── The input ──

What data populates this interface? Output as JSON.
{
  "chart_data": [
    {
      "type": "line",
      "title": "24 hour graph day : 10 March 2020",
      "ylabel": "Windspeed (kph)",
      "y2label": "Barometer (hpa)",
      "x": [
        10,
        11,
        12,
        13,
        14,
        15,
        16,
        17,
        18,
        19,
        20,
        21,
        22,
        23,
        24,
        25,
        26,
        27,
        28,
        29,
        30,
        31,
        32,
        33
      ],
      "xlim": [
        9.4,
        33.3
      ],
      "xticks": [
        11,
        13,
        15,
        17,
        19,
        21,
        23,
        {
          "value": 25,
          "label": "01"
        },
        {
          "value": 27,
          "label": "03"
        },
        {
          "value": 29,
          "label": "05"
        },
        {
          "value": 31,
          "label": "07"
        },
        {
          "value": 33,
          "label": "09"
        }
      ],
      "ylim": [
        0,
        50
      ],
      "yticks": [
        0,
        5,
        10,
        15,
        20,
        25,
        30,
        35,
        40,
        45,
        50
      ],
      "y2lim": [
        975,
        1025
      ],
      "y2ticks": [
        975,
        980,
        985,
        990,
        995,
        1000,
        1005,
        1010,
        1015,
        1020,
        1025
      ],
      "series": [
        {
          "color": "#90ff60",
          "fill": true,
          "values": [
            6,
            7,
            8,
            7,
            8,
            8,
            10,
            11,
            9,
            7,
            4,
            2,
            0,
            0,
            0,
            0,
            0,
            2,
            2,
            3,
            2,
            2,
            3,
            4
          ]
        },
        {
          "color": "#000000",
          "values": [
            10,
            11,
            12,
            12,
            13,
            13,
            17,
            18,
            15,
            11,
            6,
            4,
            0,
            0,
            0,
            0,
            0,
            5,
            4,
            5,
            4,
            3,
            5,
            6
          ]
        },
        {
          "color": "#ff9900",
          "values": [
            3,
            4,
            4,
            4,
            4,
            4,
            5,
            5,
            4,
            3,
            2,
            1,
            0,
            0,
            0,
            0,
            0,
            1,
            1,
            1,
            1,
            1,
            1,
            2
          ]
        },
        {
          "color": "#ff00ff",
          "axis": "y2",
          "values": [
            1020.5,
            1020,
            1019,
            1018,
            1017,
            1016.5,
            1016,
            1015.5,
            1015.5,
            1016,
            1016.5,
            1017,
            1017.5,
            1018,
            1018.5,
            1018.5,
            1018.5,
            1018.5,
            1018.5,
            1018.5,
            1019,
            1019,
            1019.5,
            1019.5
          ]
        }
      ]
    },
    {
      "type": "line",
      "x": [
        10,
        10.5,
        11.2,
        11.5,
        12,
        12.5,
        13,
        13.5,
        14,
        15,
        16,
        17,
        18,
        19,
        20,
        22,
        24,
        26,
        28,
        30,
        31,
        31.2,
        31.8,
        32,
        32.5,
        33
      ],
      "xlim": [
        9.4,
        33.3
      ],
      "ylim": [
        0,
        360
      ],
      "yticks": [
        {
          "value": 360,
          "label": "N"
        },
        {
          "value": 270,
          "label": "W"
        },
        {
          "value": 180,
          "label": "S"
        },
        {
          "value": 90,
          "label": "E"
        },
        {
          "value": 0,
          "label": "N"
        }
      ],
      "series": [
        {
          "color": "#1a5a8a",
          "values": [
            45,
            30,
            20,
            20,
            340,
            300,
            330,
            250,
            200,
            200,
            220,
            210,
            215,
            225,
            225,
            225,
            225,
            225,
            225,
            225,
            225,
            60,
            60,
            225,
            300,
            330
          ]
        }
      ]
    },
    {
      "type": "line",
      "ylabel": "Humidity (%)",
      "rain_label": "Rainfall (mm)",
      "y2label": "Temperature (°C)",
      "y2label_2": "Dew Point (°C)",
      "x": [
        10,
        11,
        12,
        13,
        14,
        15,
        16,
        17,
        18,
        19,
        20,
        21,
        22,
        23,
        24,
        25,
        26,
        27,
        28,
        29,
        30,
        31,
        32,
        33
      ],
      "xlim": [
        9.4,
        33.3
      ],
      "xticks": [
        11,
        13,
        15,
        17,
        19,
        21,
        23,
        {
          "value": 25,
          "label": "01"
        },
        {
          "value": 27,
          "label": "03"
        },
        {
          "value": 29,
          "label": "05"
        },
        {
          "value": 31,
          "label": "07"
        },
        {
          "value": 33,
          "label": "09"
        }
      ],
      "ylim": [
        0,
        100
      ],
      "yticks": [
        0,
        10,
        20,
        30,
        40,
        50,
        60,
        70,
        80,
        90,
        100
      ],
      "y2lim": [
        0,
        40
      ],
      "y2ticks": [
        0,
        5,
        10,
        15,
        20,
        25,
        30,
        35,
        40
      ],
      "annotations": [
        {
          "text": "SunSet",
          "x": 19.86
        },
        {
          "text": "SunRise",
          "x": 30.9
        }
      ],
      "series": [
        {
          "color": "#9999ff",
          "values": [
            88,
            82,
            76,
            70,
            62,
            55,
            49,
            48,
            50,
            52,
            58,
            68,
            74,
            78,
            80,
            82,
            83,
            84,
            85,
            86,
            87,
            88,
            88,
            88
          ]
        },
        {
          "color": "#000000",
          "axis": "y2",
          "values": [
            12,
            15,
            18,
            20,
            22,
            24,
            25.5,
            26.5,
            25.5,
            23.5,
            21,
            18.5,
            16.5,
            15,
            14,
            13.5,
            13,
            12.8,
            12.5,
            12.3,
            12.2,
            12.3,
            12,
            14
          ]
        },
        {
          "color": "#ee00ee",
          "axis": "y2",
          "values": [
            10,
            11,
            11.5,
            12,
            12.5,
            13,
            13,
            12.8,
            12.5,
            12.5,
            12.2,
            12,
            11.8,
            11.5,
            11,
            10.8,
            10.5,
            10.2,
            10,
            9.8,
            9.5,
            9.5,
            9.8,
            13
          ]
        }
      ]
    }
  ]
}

───

What you have to do →
Show each line holding the word "color".

Exercise solution →
          "color": "#90ff60",
          "color": "#000000",
          "color": "#ff9900",
          "color": "#ff00ff",
          "color": "#1a5a8a",
          "color": "#9999ff",
          "color": "#000000",
          "color": "#ee00ee",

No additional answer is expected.